• **Work instructions**:
Copy each line that has the string "재형성되고" somewhere in it.

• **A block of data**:
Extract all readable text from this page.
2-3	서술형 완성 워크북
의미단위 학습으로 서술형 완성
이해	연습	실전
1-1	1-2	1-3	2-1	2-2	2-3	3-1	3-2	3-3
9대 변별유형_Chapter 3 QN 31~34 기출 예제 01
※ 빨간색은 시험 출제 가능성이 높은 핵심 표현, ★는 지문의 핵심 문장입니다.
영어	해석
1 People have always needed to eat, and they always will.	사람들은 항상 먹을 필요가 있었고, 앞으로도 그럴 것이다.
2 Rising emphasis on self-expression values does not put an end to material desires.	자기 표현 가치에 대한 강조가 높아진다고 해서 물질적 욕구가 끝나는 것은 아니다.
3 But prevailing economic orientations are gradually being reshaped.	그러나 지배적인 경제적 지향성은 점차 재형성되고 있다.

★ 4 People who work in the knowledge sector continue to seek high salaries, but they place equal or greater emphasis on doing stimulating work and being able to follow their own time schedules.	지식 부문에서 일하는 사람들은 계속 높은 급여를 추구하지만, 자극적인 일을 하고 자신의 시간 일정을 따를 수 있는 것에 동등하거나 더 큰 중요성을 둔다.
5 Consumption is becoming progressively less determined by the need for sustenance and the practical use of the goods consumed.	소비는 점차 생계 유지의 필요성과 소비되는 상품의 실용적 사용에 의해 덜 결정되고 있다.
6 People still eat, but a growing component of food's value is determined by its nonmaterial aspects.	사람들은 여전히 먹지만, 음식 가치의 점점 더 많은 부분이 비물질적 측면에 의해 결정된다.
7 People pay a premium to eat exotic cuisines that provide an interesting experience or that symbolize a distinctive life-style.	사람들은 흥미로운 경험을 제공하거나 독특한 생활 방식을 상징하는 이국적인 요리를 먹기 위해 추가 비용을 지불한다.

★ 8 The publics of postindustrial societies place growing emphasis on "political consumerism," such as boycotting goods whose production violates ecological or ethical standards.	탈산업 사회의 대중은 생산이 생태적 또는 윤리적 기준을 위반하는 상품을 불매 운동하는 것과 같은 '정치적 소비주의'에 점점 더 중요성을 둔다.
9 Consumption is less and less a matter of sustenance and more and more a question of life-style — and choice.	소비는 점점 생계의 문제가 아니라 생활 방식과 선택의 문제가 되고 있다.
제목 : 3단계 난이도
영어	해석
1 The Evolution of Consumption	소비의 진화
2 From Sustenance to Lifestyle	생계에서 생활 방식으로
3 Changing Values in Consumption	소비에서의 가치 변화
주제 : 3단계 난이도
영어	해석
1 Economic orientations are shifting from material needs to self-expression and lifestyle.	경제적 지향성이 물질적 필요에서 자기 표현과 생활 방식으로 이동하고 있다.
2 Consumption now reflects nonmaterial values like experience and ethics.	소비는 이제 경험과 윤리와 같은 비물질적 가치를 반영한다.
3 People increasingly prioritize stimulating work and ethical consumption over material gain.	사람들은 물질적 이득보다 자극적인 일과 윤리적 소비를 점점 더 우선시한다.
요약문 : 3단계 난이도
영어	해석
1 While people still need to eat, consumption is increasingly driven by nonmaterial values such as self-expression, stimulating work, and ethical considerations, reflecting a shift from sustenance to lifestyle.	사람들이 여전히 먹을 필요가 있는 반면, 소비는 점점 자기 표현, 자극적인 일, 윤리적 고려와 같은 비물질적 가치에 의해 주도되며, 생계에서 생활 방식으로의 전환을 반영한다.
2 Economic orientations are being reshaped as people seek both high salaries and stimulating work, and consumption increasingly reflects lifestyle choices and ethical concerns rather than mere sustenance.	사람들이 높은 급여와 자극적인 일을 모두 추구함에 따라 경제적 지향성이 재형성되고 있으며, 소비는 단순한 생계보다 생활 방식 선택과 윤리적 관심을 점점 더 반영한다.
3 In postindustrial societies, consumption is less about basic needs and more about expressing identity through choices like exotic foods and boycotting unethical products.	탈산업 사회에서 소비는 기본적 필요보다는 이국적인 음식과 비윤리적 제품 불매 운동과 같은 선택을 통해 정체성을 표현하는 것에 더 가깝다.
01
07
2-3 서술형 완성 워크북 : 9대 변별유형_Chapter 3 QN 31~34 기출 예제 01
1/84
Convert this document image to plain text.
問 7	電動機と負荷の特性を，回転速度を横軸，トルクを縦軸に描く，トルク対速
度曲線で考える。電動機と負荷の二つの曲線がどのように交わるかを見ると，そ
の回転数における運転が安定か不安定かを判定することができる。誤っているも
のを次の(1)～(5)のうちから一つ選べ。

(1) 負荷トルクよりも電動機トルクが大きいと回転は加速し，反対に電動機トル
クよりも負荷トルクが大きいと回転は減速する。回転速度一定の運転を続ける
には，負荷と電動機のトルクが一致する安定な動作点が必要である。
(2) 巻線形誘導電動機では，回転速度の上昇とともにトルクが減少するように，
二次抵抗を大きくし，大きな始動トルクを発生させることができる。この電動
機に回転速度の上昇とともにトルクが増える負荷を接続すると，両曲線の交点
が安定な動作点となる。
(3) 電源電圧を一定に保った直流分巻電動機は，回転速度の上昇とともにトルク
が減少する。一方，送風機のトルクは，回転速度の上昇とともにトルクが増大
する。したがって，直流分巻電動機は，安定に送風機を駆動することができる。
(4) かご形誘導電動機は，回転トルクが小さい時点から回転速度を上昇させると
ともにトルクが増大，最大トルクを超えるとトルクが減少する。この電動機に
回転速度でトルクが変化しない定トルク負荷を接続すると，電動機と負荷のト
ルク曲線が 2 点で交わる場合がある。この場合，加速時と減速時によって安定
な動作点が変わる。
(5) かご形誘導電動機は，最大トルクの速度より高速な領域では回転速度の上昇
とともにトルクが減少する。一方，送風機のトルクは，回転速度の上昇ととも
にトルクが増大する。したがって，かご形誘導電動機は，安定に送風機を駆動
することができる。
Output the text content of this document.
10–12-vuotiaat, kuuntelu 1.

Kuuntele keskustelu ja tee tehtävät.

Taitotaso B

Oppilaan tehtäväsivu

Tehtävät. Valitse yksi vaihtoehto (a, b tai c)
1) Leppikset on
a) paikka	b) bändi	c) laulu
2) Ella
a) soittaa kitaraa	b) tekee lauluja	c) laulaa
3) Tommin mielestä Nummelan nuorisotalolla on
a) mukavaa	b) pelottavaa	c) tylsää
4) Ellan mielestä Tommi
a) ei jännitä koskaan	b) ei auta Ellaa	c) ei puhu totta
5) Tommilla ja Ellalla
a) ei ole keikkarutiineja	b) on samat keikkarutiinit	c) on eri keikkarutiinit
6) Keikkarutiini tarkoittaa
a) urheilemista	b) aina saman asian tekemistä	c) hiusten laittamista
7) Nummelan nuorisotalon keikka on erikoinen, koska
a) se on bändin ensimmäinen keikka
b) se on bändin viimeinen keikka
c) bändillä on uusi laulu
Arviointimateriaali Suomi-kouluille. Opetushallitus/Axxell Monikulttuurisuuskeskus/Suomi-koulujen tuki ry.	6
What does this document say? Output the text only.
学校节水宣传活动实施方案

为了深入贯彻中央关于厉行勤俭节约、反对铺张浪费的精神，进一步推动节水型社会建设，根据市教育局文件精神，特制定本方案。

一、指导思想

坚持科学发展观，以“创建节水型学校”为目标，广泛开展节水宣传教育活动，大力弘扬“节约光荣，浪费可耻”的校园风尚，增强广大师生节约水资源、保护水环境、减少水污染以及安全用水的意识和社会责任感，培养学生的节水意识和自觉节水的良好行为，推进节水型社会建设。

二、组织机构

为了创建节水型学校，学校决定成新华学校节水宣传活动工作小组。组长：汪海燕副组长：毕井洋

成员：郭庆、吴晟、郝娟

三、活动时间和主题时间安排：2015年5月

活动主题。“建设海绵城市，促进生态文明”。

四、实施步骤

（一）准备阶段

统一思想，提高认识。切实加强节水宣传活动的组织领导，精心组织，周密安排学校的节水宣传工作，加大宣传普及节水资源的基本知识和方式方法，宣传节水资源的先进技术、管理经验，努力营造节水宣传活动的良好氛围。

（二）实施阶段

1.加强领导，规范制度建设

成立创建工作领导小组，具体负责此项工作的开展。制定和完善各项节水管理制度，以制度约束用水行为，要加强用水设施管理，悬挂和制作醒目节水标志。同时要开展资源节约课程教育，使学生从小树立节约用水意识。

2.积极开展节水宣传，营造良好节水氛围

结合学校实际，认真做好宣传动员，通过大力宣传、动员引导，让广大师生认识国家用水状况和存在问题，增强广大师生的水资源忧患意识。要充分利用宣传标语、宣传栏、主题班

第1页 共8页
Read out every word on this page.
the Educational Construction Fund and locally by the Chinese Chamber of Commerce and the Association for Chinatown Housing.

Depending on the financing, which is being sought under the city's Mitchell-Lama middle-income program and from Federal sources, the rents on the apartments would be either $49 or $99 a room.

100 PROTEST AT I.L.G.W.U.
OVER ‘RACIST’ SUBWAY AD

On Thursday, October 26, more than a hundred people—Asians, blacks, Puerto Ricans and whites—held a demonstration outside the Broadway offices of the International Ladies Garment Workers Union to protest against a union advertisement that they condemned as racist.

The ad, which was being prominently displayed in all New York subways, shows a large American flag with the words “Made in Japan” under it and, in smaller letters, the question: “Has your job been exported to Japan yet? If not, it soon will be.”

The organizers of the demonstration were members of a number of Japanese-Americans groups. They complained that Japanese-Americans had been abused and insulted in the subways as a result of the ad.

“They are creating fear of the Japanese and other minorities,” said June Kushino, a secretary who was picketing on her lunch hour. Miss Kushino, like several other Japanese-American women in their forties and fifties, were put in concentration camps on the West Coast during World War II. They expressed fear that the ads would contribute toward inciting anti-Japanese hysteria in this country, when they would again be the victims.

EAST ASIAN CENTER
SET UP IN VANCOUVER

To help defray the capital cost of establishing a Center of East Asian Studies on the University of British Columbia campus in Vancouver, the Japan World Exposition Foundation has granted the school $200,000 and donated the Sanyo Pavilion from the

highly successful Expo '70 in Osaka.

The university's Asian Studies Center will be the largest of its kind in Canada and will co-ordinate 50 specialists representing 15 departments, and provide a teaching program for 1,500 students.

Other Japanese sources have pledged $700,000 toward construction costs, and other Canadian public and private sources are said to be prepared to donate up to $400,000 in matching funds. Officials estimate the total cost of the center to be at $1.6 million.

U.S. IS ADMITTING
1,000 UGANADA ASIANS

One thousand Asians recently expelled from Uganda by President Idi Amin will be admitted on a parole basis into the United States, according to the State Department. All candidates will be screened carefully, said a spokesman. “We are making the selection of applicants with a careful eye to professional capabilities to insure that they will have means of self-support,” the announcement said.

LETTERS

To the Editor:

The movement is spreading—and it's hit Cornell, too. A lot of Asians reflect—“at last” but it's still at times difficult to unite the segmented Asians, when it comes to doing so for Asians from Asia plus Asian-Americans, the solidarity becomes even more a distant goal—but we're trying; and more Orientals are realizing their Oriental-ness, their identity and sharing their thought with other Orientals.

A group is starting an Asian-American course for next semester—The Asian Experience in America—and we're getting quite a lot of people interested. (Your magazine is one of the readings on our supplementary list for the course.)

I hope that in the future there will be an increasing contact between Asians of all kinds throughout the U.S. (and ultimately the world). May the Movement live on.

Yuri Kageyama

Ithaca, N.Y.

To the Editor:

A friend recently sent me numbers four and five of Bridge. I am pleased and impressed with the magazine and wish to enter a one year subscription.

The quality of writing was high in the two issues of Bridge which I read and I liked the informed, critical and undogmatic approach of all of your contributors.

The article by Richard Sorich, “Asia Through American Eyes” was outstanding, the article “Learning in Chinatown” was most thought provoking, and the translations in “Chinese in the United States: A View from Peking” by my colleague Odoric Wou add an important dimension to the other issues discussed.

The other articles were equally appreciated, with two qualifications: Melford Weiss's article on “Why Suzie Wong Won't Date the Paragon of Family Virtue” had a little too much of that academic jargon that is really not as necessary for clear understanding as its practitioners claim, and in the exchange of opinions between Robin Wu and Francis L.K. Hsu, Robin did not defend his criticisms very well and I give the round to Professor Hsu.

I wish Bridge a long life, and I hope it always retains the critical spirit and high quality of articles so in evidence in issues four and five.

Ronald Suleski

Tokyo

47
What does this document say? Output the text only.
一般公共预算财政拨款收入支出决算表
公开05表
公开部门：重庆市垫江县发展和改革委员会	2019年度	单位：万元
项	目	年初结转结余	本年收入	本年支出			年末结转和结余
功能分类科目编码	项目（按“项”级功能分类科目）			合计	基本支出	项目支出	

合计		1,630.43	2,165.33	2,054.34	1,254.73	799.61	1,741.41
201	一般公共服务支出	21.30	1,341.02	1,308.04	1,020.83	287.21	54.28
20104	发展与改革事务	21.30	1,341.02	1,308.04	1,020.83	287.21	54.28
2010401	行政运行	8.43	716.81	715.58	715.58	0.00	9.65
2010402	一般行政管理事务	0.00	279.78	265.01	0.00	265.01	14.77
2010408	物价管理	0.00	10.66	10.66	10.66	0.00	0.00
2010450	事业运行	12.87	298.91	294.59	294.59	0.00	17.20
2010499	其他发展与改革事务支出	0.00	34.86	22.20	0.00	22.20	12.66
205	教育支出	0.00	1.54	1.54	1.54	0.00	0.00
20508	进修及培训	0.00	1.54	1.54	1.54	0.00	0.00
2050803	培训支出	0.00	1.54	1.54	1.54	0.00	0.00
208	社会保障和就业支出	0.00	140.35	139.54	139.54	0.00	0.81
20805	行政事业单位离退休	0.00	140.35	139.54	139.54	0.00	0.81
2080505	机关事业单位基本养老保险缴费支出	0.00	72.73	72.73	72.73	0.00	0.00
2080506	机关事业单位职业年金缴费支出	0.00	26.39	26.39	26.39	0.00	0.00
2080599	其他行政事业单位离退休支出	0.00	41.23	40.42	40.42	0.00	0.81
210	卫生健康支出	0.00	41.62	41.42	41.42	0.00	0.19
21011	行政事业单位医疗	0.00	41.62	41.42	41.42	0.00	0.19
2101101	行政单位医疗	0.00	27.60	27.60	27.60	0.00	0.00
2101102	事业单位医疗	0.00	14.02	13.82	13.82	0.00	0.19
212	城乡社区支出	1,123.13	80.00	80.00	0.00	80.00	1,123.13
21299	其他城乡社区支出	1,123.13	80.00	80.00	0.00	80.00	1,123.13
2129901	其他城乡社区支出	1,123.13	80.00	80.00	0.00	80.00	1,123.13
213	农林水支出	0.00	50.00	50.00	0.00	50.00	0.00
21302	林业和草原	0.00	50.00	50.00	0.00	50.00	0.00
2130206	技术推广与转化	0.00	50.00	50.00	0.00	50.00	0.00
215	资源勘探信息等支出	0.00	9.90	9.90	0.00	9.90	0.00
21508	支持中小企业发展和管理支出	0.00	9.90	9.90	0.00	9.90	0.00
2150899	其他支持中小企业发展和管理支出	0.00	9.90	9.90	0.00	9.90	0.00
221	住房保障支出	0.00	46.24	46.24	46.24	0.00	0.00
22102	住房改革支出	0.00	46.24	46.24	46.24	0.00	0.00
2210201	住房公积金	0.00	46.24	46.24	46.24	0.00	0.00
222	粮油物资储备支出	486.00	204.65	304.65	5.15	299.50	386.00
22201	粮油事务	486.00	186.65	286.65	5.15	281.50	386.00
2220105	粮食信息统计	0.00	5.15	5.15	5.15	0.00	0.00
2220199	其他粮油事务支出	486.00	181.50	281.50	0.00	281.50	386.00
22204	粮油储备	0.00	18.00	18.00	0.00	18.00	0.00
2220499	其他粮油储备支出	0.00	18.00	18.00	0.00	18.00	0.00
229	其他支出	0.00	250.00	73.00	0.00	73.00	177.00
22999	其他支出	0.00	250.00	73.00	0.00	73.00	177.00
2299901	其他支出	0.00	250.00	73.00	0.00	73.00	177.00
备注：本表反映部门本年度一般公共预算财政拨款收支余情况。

• **Written reply**:
3 But prevailing economic orientations are gradually being reshaped.	그러나 지배적인 경제적 지향성은 점차 재형성되고 있다.
2 Economic orientations are being reshaped as people seek both high salaries and stimulating work, and consumption increasingly reflects lifestyle choices and ethical concerns rather than mere sustenance.	사람들이 높은 급여와 자극적인 일을 모두 추구함에 따라 경제적 지향성이 재형성되고 있으며, 소비는 단순한 생계보다 생활 방식 선택과 윤리적 관심을 점점 더 반영한다.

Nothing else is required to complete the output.